**Provided records:**
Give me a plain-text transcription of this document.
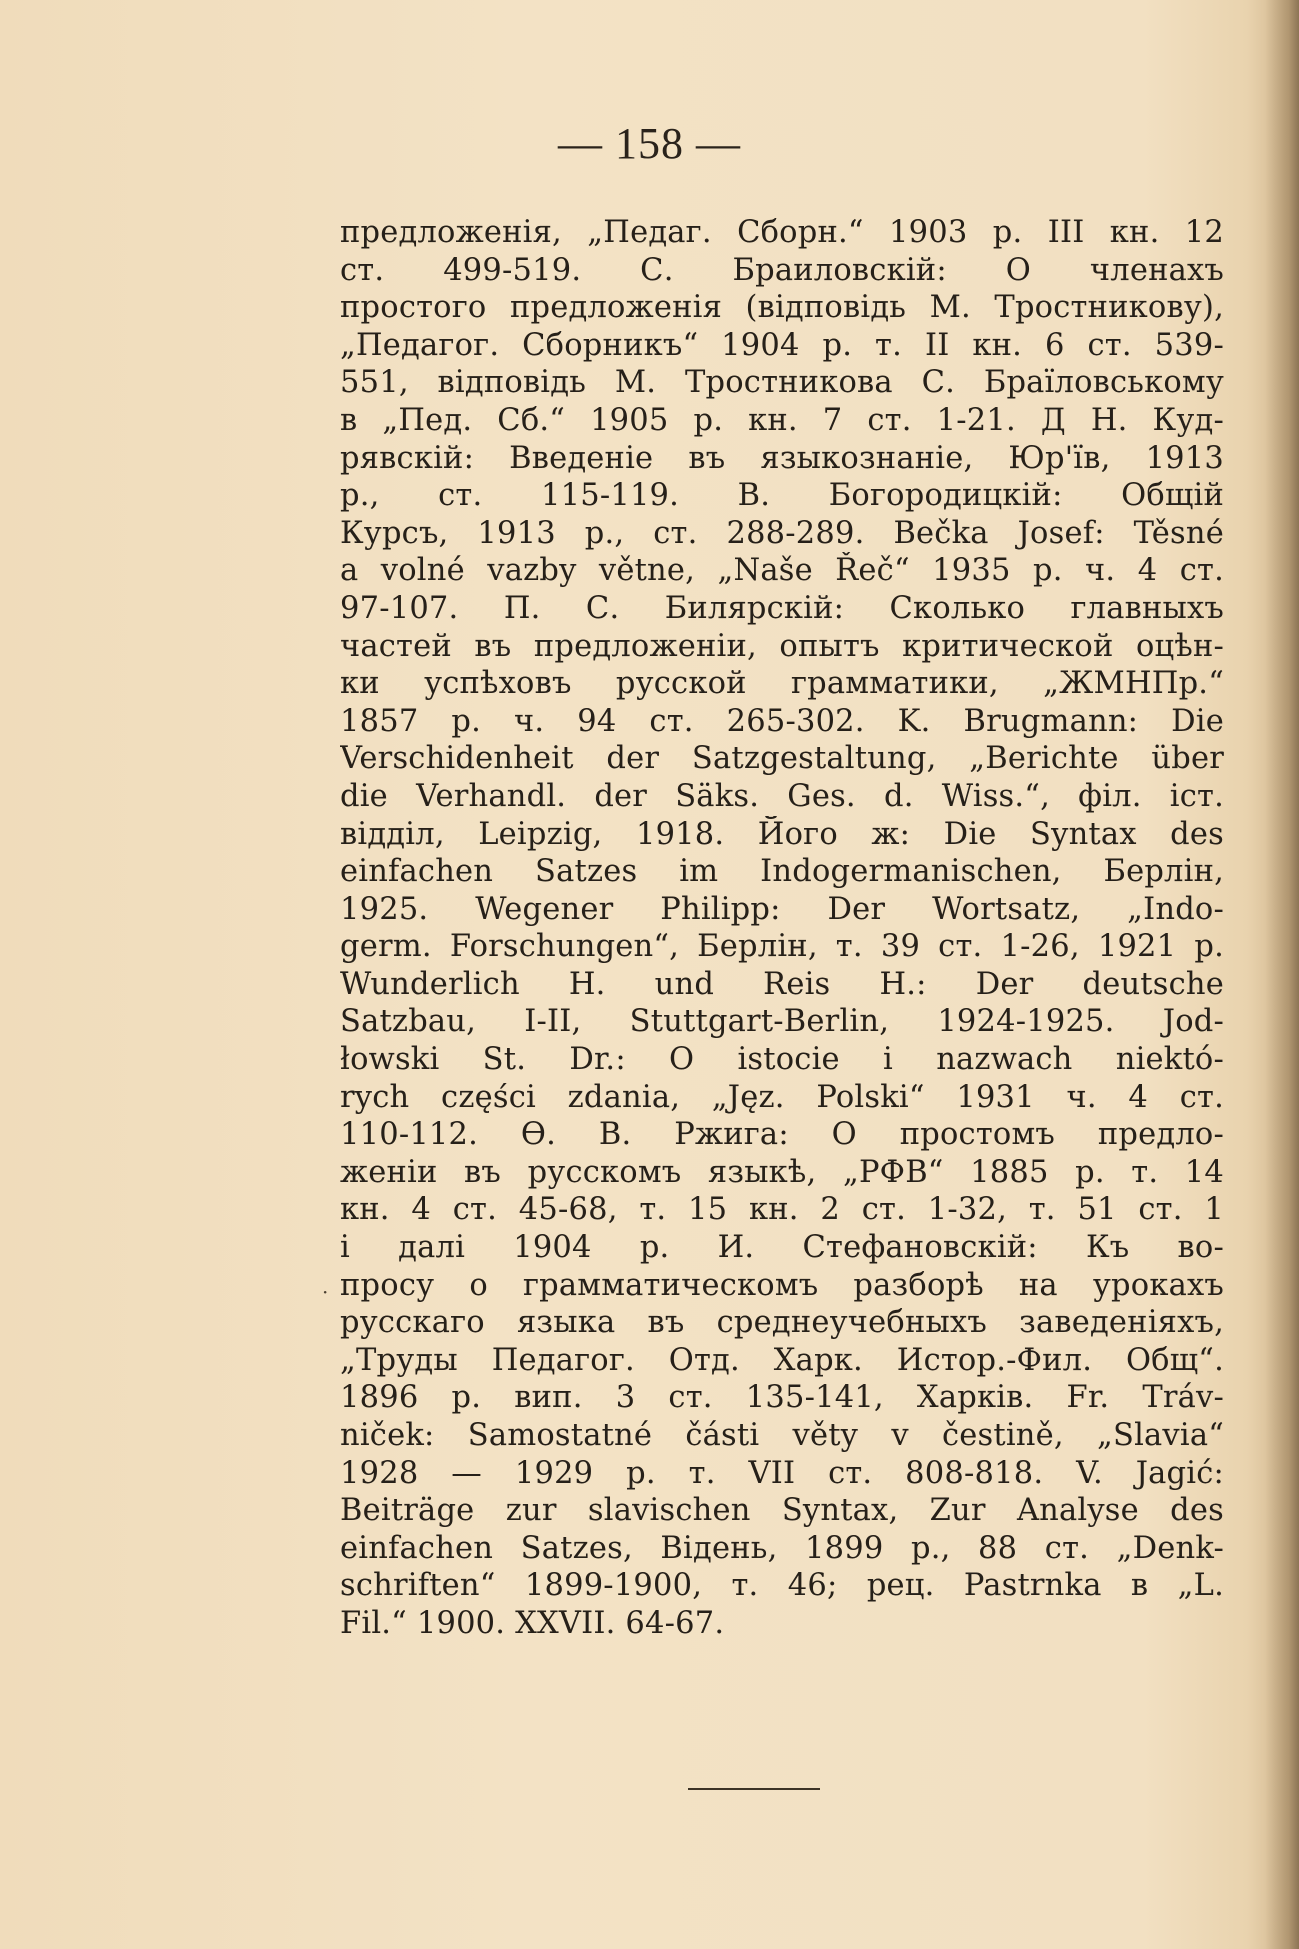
— 158 —
предложенія, „Педаг. Сборн.“ 1903 р. III кн. 12
ст. 499-519. С. Браиловскій: О членахъ
простого предложенія (відповідь М. Тростникову),
„Педагог. Сборникъ“ 1904 р. т. II кн. 6 ст. 539-
551, відповідь М. Тростникова С. Браїловському
в „Пед. Сб.“ 1905 р. кн. 7 ст. 1-21. Д Н. Куд-
рявскій: Введеніе въ языкознаніе, Юр'їв, 1913
р., ст. 115-119. В. Богородицкій: Общій
Курсъ, 1913 р., ст. 288-289. Bečka Josef: Těsné
a volné vazby větne, „Naše Řeč“ 1935 р. ч. 4 ст.
97-107. П. С. Билярскій: Сколько главныхъ
частей въ предложеніи, опытъ критической оцѣн-
ки успѣховъ русской грамматики, „ЖМНПр.“
1857 р. ч. 94 ст. 265-302. K. Brugmann: Die
Verschidenheit der Satzgestaltung, „Berichte über
die Verhandl. der Säks. Ges. d. Wiss.“, філ. іст.
відділ, Leipzig, 1918. Його ж: Die Syntax des
einfachen Satzes im Indogermanischen, Берлін,
1925. Wegener Philipp: Der Wortsatz, „Indo-
germ. Forschungen“, Берлін, т. 39 ст. 1-26, 1921 р.
Wunderlich H. und Reis H.: Der deutsche
Satzbau, I-II, Stuttgart-Berlin, 1924-1925. Jod-
łowski St. Dr.: O istocie i nazwach niektó-
rych części zdania, „Jęz. Polski“ 1931 ч. 4 ст.
110-112. Ѳ. В. Ржига: О простомъ предло-
женіи въ русскомъ языкѣ, „РФВ“ 1885 р. т. 14
кн. 4 ст. 45-68, т. 15 кн. 2 ст. 1-32, т. 51 ст. 1
і далі 1904 р. И. Стефановскій: Къ во-
просу о грамматическомъ разборѣ на урокахъ
русскаго языка въ среднеучебныхъ заведеніяхъ,
„Труды Педагог. Отд. Харк. Истор.-Фил. Общ“.
1896 р. вип. 3 ст. 135-141, Харків. Fr. Tráv-
niček: Samostatné části věty v čestině, „Slavia“
1928 — 1929 р. т. VII ст. 808-818. V. Jagić:
Beiträge zur slavischen Syntax, Zur Analyse des
einfachen Satzes, Відень, 1899 р., 88 ст. „Denk-
schriften“ 1899-1900, т. 46; рец. Pastrnka в „L.
Fil.“ 1900. XXVII. 64-67.
·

**What the exercise asks:** Filter the records above for lines containing the word "Satzes", and copy those lines.

**Expected output:**
einfachen Satzes im Indogermanischen, Берлін,
einfachen Satzes, Відень, 1899 р., 88 ст. „Denk-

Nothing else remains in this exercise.